**WHAT IS BEING ASKED:** Check every line below for the word "sources" and copy the ones that have it.
================================
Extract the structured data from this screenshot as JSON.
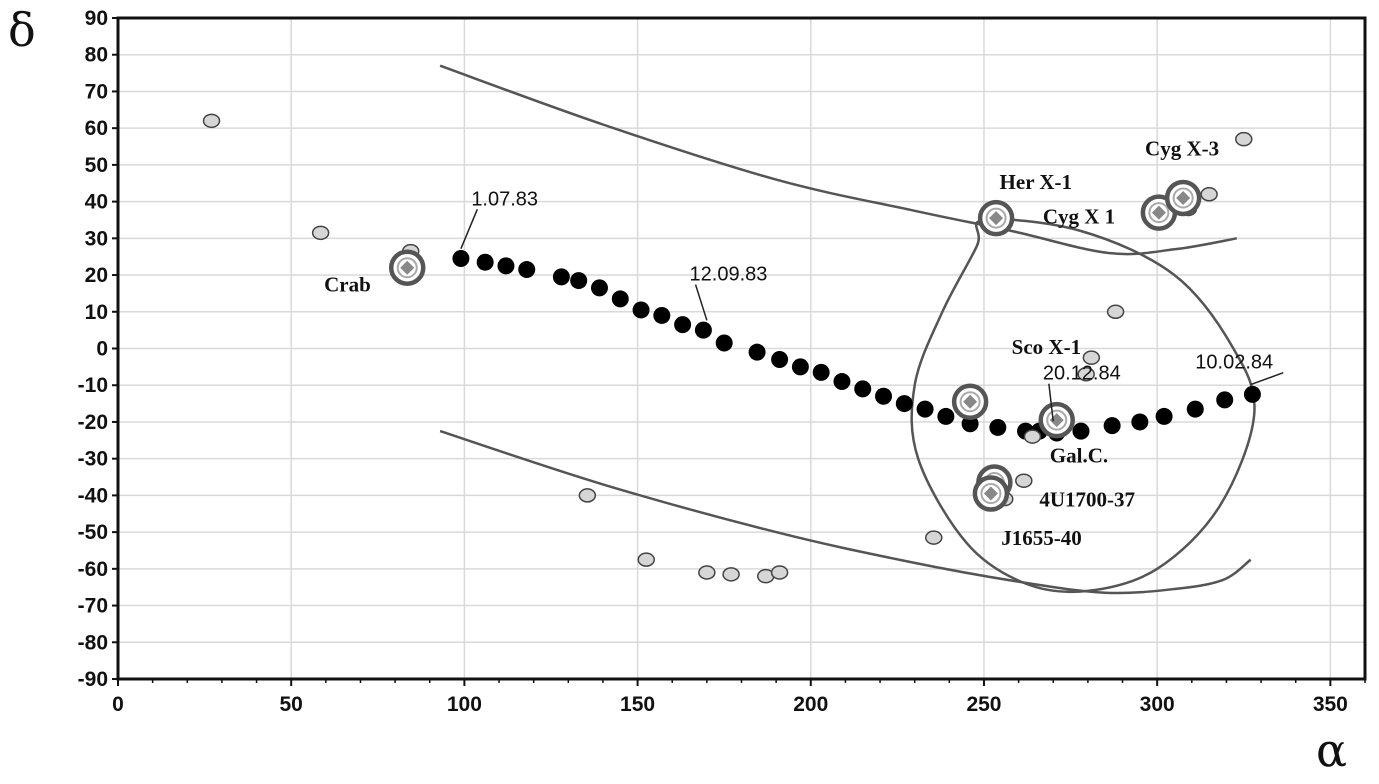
{
  "chart_data": {
    "type": "scatter",
    "title": "",
    "xlabel": "α",
    "ylabel": "δ",
    "xlim": [
      0,
      360
    ],
    "ylim": [
      -90,
      90
    ],
    "x_ticks": [
      0,
      50,
      100,
      150,
      200,
      250,
      300,
      350
    ],
    "y_ticks": [
      90,
      80,
      70,
      60,
      50,
      40,
      30,
      20,
      10,
      0,
      -10,
      -20,
      -30,
      -40,
      -50,
      -60,
      -70,
      -80,
      -90
    ],
    "grid": true,
    "series": [
      {
        "role": "track",
        "points": [
          [
            99,
            24.5
          ],
          [
            106,
            23.5
          ],
          [
            112,
            22.5
          ],
          [
            118,
            21.5
          ],
          [
            128,
            19.5
          ],
          [
            133,
            18.5
          ],
          [
            139,
            16.5
          ],
          [
            145,
            13.5
          ],
          [
            151,
            10.5
          ],
          [
            157,
            9
          ],
          [
            163,
            6.5
          ],
          [
            169,
            5
          ],
          [
            175,
            1.5
          ],
          [
            184.5,
            -1
          ],
          [
            191,
            -3
          ],
          [
            197,
            -5
          ],
          [
            203,
            -6.5
          ],
          [
            209,
            -9
          ],
          [
            215,
            -11
          ],
          [
            221,
            -13
          ],
          [
            227,
            -15
          ],
          [
            233,
            -16.5
          ],
          [
            239,
            -18.5
          ],
          [
            246,
            -20.5
          ],
          [
            254,
            -21.5
          ],
          [
            262,
            -22.5
          ],
          [
            266,
            -22.5
          ],
          [
            271,
            -23
          ],
          [
            278,
            -22.5
          ],
          [
            287,
            -21
          ],
          [
            295,
            -20
          ],
          [
            302,
            -18.5
          ],
          [
            311,
            -16.5
          ],
          [
            319.5,
            -14
          ],
          [
            327.5,
            -12.5
          ]
        ]
      },
      {
        "role": "field-sources",
        "points": [
          [
            27,
            62
          ],
          [
            58.5,
            31.5
          ],
          [
            84.5,
            26.5
          ],
          [
            135.5,
            -40
          ],
          [
            152.5,
            -57.5
          ],
          [
            170,
            -61
          ],
          [
            177,
            -61.5
          ],
          [
            187,
            -62
          ],
          [
            191,
            -61
          ],
          [
            235.5,
            -51.5
          ],
          [
            261.5,
            -36
          ],
          [
            264,
            -24
          ],
          [
            256,
            -41
          ],
          [
            279.5,
            -7
          ],
          [
            281,
            -2.5
          ],
          [
            288,
            10
          ],
          [
            309,
            38
          ],
          [
            315,
            42
          ],
          [
            325,
            57
          ]
        ]
      },
      {
        "role": "catalogued-sources",
        "points": [
          {
            "name": "Crab",
            "x": 83.5,
            "y": 22
          },
          {
            "name": "Her X-1",
            "x": 253.5,
            "y": 35.5
          },
          {
            "name": "Cyg X 1",
            "x": 300.5,
            "y": 37
          },
          {
            "name": "Cyg X-3",
            "x": 307.5,
            "y": 41
          },
          {
            "name": "Sco X-1",
            "x": 246,
            "y": -14.5
          },
          {
            "name": "Gal.C.",
            "x": 271,
            "y": -19.5
          },
          {
            "name": "4U1700-37",
            "x": 253,
            "y": -36.5
          },
          {
            "name": "J1655-40",
            "x": 252,
            "y": -39.5
          }
        ]
      }
    ],
    "boundary_curves": [
      {
        "name": "upper",
        "points": [
          [
            93,
            77
          ],
          [
            140,
            61
          ],
          [
            190,
            46
          ],
          [
            230,
            37.5
          ],
          [
            258,
            32
          ],
          [
            286,
            26
          ],
          [
            305,
            27
          ],
          [
            323,
            30
          ]
        ]
      },
      {
        "name": "lower",
        "points": [
          [
            93,
            -22.5
          ],
          [
            140,
            -37
          ],
          [
            190,
            -50
          ],
          [
            228,
            -58
          ],
          [
            260,
            -63.5
          ],
          [
            285,
            -66.5
          ],
          [
            305,
            -65.5
          ],
          [
            319,
            -63
          ],
          [
            327,
            -57.5
          ]
        ]
      },
      {
        "name": "ellipse",
        "points": [
          [
            250,
            35
          ],
          [
            278,
            32
          ],
          [
            305,
            20
          ],
          [
            322,
            0
          ],
          [
            328,
            -18
          ],
          [
            318,
            -43
          ],
          [
            300,
            -60
          ],
          [
            280,
            -66
          ],
          [
            262,
            -64
          ],
          [
            245,
            -53
          ],
          [
            231,
            -30
          ],
          [
            230,
            -10
          ],
          [
            238,
            10
          ],
          [
            248,
            28
          ],
          [
            250,
            35
          ]
        ]
      }
    ],
    "annotations": [
      {
        "text": "1.07.83",
        "x": 102,
        "y": 39,
        "target": [
          99,
          25
        ]
      },
      {
        "text": "12.09.83",
        "x": 165,
        "y": 18.5,
        "target": [
          170,
          5.5
        ]
      },
      {
        "text": "20.12.84",
        "x": 267,
        "y": -8.5,
        "target": [
          270,
          -22
        ]
      },
      {
        "text": "10.02.84",
        "x": 311,
        "y": -5.5,
        "target": [
          327,
          -12
        ]
      }
    ],
    "source_labels": [
      {
        "text": "Crab",
        "x": 59.5,
        "y": 15.5
      },
      {
        "text": "Her X-1",
        "x": 254.5,
        "y": 43.5
      },
      {
        "text": "Cyg X 1",
        "x": 267,
        "y": 34
      },
      {
        "text": "Cyg X-3",
        "x": 296.5,
        "y": 52.5
      },
      {
        "text": "Sco X-1",
        "x": 258,
        "y": -1.5
      },
      {
        "text": "Gal.C.",
        "x": 269,
        "y": -31
      },
      {
        "text": "4U1700-37",
        "x": 266,
        "y": -43
      },
      {
        "text": "J1655-40",
        "x": 255,
        "y": -53.5
      }
    ]
  }
}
================================
**FINAL ANSWER:**
        "role": "field-sources",
        "role": "catalogued-sources",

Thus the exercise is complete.